CHALLENGE =
What is the number of lines in the data that hold the string "title"? Reply with that number only.

* START RAW DATA *

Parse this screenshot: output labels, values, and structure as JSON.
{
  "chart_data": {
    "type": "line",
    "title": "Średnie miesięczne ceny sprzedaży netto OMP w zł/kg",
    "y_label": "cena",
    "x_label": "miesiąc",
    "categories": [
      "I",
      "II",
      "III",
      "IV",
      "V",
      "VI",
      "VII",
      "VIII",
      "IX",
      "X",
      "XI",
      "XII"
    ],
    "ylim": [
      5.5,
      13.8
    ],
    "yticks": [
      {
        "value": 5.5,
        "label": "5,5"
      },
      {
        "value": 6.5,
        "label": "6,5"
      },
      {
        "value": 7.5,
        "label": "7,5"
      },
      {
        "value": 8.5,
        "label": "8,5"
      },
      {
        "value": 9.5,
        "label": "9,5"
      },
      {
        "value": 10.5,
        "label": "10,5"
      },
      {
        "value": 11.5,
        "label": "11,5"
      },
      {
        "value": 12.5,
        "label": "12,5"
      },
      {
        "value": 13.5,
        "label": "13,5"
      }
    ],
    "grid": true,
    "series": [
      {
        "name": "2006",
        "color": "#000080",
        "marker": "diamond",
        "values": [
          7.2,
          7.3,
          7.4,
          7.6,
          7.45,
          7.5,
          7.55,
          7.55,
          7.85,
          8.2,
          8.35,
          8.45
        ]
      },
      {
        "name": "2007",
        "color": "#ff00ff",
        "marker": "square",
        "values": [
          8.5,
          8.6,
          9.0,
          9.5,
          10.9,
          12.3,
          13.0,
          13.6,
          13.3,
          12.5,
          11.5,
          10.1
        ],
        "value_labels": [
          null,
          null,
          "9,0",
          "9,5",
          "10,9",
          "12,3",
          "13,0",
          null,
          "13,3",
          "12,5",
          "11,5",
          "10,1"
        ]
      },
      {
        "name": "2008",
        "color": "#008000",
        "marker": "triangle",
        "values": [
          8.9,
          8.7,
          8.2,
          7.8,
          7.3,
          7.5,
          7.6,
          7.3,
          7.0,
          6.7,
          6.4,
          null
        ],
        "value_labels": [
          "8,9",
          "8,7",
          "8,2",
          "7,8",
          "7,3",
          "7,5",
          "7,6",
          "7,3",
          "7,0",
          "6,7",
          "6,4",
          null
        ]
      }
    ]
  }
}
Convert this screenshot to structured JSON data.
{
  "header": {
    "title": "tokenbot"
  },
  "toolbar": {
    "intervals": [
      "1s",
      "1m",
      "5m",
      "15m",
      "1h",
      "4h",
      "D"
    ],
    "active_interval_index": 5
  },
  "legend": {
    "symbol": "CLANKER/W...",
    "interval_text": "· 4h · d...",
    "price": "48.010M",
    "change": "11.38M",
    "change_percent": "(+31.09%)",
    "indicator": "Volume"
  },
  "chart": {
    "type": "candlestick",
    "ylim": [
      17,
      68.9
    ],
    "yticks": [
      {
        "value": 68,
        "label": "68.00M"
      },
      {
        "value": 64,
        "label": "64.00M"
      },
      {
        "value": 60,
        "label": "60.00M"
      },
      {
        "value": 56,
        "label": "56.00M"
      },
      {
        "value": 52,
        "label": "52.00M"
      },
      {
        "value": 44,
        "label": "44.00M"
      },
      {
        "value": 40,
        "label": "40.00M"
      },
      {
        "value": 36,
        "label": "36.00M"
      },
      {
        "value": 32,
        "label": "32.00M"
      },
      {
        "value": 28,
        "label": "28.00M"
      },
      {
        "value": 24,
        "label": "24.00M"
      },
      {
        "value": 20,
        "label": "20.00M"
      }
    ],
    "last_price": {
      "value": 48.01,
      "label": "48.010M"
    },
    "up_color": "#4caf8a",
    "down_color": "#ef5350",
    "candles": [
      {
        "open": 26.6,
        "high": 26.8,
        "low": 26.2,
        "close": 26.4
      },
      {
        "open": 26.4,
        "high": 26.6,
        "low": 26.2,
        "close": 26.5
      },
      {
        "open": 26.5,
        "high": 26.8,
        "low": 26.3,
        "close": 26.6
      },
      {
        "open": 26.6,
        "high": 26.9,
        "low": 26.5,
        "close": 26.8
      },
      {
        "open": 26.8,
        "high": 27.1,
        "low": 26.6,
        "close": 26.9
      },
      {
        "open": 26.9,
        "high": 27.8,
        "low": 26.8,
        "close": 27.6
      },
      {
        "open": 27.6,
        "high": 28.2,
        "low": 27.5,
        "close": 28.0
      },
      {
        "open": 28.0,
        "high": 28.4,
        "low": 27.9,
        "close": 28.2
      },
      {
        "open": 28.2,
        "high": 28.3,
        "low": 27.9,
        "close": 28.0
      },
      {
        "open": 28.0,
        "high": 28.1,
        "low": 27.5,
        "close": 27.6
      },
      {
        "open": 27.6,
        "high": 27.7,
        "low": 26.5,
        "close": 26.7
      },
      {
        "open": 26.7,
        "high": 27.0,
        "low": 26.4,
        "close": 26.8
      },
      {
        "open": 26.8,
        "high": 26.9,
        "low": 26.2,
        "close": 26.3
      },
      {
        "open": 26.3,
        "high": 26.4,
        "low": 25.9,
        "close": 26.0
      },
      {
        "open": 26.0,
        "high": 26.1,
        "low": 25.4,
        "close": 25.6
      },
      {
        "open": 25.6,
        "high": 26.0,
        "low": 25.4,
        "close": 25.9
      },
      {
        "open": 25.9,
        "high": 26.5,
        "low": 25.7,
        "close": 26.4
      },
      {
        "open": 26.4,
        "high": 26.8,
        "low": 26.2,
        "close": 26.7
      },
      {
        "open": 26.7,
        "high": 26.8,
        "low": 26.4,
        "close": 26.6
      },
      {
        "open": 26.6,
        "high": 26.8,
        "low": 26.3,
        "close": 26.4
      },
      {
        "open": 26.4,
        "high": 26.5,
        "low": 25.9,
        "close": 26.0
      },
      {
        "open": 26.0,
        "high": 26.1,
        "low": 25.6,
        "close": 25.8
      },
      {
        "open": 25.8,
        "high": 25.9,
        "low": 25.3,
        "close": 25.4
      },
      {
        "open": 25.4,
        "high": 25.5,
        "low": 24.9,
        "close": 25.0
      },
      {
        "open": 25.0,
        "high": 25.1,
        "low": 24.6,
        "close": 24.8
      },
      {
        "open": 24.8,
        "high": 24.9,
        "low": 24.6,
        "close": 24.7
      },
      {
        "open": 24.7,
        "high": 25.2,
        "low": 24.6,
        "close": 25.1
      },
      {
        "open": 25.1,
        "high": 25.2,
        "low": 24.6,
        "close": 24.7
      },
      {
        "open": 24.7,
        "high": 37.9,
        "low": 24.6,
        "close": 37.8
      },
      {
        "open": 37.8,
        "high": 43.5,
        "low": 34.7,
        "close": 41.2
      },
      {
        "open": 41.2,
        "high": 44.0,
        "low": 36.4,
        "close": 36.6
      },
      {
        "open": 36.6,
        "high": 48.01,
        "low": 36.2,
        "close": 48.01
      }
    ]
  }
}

* END RAW DATA *
* START RAW DATA *

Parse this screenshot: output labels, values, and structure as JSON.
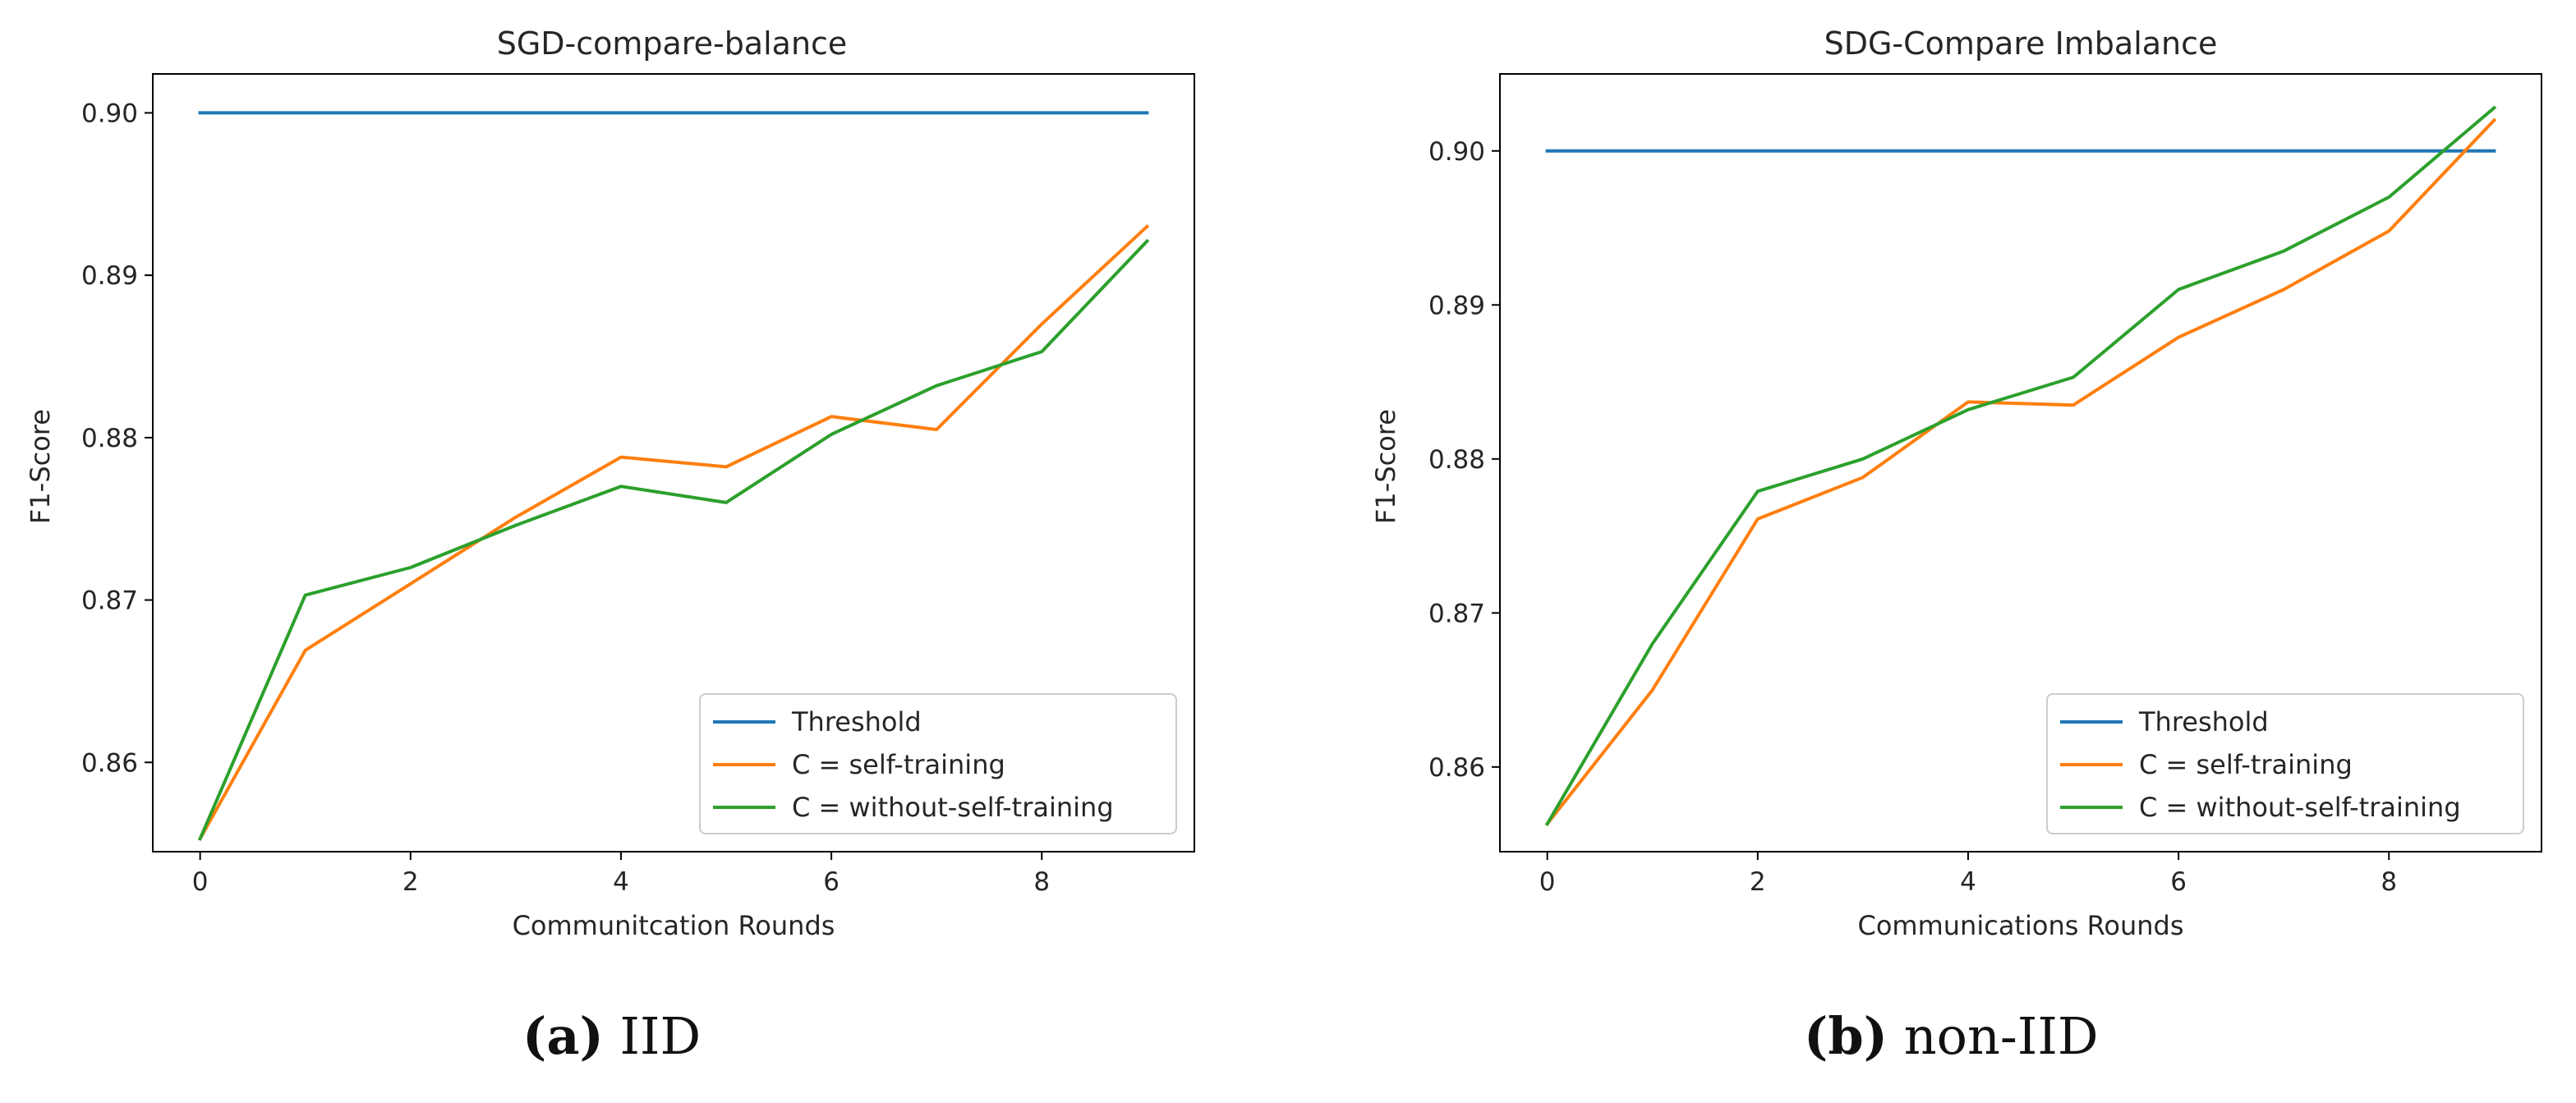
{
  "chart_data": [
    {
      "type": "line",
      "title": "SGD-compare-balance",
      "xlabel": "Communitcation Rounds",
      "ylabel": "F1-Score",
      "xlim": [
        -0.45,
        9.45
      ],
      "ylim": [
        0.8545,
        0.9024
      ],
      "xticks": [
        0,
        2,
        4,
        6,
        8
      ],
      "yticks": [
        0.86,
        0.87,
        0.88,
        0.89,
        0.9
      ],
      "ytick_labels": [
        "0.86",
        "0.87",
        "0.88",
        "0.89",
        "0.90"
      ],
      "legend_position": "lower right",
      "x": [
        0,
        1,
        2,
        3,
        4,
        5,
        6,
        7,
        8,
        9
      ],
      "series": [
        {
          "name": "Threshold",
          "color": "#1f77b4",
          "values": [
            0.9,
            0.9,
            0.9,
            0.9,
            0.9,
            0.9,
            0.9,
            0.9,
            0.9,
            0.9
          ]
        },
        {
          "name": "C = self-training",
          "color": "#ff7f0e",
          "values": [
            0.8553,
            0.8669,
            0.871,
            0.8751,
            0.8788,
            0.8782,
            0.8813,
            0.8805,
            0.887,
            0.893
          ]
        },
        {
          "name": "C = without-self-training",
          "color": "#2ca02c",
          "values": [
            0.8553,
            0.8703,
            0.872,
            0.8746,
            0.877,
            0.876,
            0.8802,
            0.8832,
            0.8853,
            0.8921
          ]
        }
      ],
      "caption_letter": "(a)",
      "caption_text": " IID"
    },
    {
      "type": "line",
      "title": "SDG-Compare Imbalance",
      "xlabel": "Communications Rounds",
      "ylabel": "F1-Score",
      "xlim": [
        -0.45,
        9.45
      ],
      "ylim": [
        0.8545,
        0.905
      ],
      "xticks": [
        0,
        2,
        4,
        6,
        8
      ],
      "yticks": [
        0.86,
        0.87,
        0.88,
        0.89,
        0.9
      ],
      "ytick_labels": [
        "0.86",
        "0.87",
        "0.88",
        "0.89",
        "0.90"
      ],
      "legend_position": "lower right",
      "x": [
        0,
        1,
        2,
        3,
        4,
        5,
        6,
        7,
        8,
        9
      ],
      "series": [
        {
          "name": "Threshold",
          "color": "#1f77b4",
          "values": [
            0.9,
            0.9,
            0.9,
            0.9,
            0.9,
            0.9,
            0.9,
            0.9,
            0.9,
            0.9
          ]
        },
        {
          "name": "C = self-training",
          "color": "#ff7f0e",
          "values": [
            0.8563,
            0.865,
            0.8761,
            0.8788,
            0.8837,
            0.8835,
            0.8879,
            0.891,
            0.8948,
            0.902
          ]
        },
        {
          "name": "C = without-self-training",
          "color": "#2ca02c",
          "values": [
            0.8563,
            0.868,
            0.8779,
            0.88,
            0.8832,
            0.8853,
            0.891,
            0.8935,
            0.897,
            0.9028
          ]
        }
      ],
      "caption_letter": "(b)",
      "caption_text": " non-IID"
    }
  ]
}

* END RAW DATA *

FINISHED ANSWER =
4